--- The task ---
Extract, unchanged, each row below that contains the string "Women".
** START Input data **
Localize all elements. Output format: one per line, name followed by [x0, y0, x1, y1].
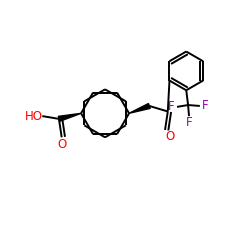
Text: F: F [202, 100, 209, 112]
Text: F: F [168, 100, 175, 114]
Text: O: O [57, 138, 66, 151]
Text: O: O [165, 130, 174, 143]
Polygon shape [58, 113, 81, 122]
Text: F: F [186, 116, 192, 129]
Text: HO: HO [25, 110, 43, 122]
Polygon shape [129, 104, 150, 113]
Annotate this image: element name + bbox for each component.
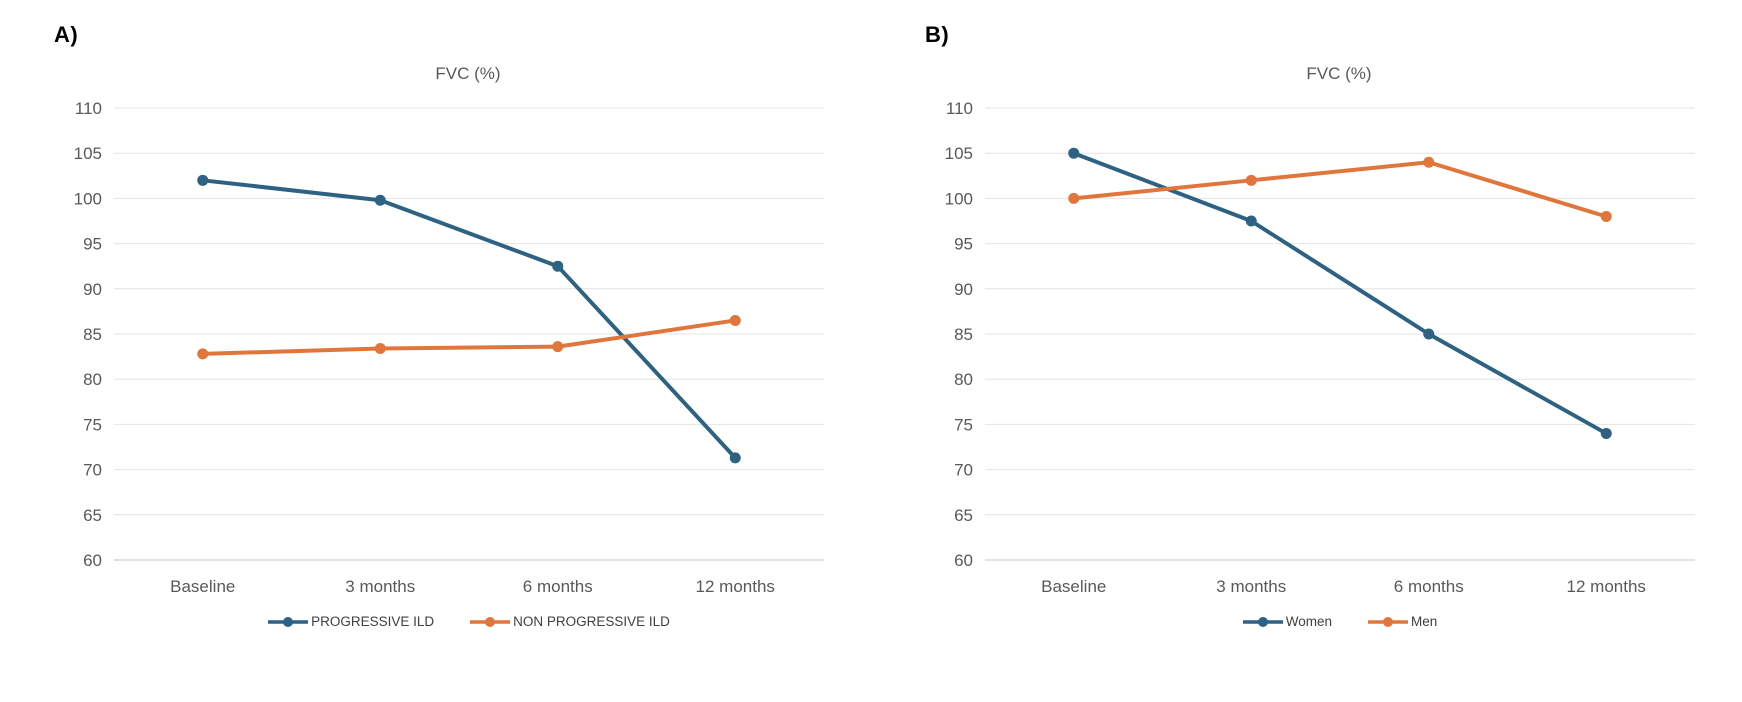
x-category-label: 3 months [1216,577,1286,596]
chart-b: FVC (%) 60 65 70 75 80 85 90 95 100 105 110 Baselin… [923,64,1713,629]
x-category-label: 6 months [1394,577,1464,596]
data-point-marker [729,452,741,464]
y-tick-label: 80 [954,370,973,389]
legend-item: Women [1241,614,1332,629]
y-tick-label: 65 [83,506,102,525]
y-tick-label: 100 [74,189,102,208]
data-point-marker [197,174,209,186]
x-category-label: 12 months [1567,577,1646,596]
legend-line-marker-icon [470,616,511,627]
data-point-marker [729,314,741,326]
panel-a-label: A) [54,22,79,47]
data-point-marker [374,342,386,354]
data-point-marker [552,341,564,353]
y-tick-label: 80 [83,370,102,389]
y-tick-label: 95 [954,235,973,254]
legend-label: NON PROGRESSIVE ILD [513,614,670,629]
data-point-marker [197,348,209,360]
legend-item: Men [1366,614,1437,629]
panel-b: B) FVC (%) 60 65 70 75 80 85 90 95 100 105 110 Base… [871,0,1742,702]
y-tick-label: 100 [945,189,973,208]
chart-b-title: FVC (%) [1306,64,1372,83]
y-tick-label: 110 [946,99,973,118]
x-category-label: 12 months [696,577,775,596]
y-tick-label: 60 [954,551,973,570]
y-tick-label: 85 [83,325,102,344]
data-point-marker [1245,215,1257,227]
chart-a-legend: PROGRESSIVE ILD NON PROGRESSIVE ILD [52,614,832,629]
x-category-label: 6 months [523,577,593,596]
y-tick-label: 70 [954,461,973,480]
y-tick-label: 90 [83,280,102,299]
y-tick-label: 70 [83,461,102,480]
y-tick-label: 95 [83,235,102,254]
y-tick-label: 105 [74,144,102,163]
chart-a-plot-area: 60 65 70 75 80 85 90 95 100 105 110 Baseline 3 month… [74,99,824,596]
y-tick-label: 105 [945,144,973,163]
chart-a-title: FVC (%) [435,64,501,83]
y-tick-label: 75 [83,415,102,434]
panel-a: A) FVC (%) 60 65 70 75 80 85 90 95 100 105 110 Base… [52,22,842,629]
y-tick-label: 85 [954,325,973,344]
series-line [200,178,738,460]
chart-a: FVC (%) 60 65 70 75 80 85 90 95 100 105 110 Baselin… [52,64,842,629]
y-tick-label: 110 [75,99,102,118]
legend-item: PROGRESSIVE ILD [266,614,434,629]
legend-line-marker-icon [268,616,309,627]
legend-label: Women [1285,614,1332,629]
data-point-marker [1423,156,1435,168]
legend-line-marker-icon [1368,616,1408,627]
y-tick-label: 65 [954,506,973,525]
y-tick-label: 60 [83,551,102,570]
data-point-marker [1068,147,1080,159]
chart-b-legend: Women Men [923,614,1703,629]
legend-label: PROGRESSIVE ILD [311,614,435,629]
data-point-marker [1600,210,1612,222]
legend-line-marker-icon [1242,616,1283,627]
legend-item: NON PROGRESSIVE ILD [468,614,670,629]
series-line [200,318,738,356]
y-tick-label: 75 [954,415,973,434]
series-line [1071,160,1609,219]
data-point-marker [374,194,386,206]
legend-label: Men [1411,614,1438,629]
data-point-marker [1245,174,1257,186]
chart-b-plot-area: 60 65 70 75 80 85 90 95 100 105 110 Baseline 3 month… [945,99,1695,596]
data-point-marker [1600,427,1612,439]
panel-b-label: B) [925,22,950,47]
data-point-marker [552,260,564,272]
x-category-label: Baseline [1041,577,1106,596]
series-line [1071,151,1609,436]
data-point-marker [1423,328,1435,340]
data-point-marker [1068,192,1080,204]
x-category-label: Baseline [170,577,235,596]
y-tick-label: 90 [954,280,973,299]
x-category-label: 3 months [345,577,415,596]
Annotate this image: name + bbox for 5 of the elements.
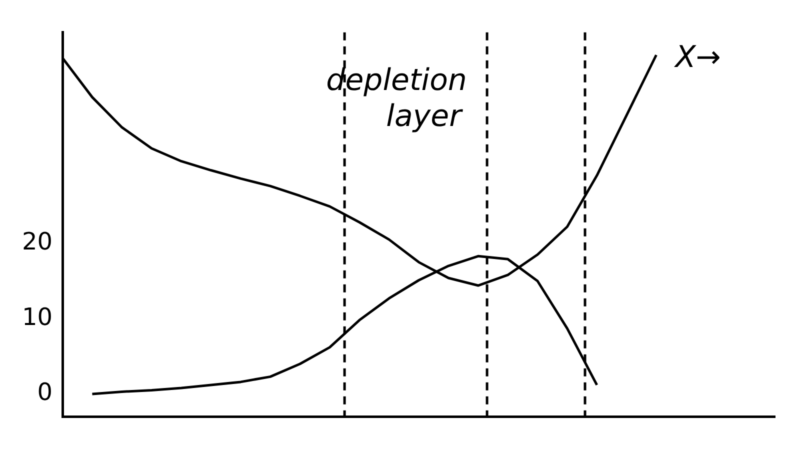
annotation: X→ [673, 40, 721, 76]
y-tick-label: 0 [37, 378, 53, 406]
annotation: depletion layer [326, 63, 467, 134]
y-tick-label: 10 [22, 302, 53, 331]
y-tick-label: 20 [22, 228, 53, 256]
** END Input data **
--- Task output ---
legend-item: Women [1241,614,1332,629]
legend-label: Women [1285,614,1332,629]
chart-b-legend: Women Men [923,614,1703,629]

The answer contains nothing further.